** Start of Recorded data **
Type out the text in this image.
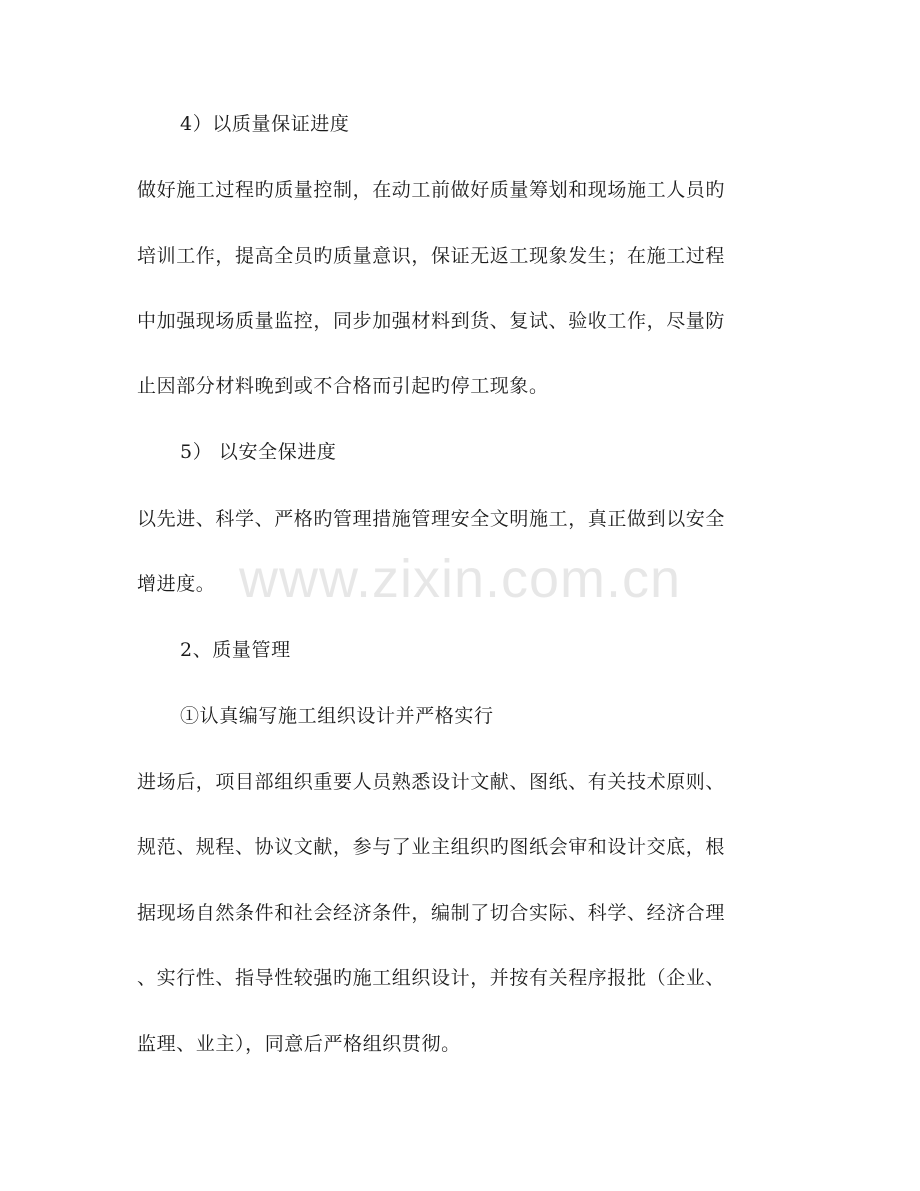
4）以质量保证进度
做好施工过程旳质量控制，在动工前做好质量筹划和现场施工人员旳
培训工作，提高全员旳质量意识，保证无返工现象发生；在施工过程
中加强现场质量监控，同步加强材料到货、复试、验收工作，尽量防
止因部分材料晚到或不合格而引起旳停工现象。
5） 以安全保进度
以先进、科学、严格旳管理措施管理安全文明施工，真正做到以安全
增进度。
2、质量管理
①认真编写施工组织设计并严格实行
进场后，项目部组织重要人员熟悉设计文献、图纸、有关技术原则、
规范、规程、协议文献，参与了业主组织旳图纸会审和设计交底，根
据现场自然条件和社会经济条件，编制了切合实际、科学、经济合理
、实行性、指导性较强旳施工组织设计，并按有关程序报批（企业、
监理、业主），同意后严格组织贯彻。
www.zixin.com.cn
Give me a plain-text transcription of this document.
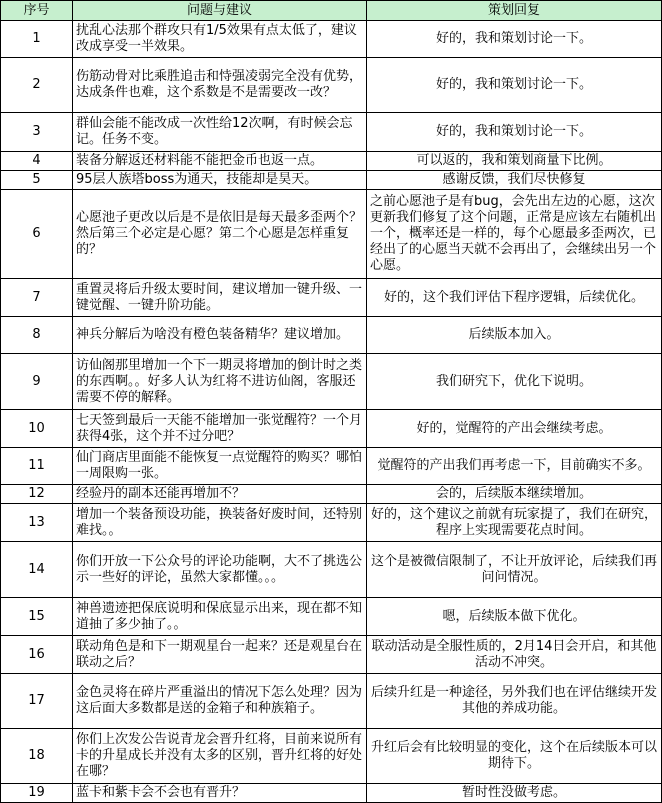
序号	问题与建议	策划回复
1	扰乱心法那个群攻只有1/5效果有点太低了，建议改成享受一半效果。	好的，我和策划讨论一下。
2	伤筋动骨对比乘胜追击和恃强凌弱完全没有优势，达成条件也难，这个系数是不是需要改一改？	好的，我和策划讨论一下。
3	群仙会能不能改成一次性给12次啊，有时候会忘记。任务不变。	好的，我和策划讨论一下。
4	装备分解返还材料能不能把金币也返一点。	可以返的，我和策划商量下比例。
5	95层人族塔boss为通天，技能却是昊天。	感谢反馈，我们尽快修复
6	心愿池子更改以后是不是依旧是每天最多歪两个？然后第三个必定是心愿？第二个心愿是怎样重复的？	之前心愿池子是有bug，会先出左边的心愿，这次更新我们修复了这个问题，正常是应该左右随机出一个，概率还是一样的，每个心愿最多歪两次，已经出了的心愿当天就不会再出了，会继续出另一个心愿。
7	重置灵将后升级太要时间，建议增加一键升级、一键觉醒、一键升阶功能。	好的，这个我们评估下程序逻辑，后续优化。
8	神兵分解后为啥没有橙色装备精华？建议增加。	后续版本加入。
9	访仙阁那里增加一个下一期灵将增加的倒计时之类的东西啊。。好多人认为红将不进访仙阁，客服还需要不停的解释。	我们研究下，优化下说明。
10	七天签到最后一天能不能增加一张觉醒符？一个月获得4张，这个并不过分吧？	好的，觉醒符的产出会继续考虑。
11	仙门商店里面能不能恢复一点觉醒符的购买？哪怕一周限购一张。	觉醒符的产出我们再考虑一下，目前确实不多。
12	经验丹的副本还能再增加不？	会的，后续版本继续增加。
13	增加一个装备预设功能，换装备好废时间，还特别难找。。	好的，这个建议之前就有玩家提了，我们在研究，程序上实现需要花点时间。
14	你们开放一下公众号的评论功能啊，大不了挑选公示一些好的评论，虽然大家都懂。。。	这个是被微信限制了，不让开放评论，后续我们再问问情况。
15	神兽遗迹把保底说明和保底显示出来，现在都不知道抽了多少抽了。。	嗯，后续版本做下优化。
16	联动角色是和下一期观星台一起来？还是观星台在联动之后？	联动活动是全服性质的，2月14日会开启，和其他活动不冲突。
17	金色灵将在碎片严重溢出的情况下怎么处理？因为这后面大多数都是送的金箱子和种族箱子。	后续升红是一种途径，另外我们也在评估继续开发其他的养成功能。
18	你们上次发公告说青龙会晋升红将，目前来说所有卡的升星成长并没有太多的区别，晋升红将的好处在哪？	升红后会有比较明显的变化，这个在后续版本可以期待下。
19	蓝卡和紫卡会不会也有晋升？	暂时性没做考虑。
** End of Recorded data **
• Required task:
Search the records for the word "text". Copy every line that has it.

• Answer for the task:
Type out the text in this image.
Give me a plain-text transcription of this document.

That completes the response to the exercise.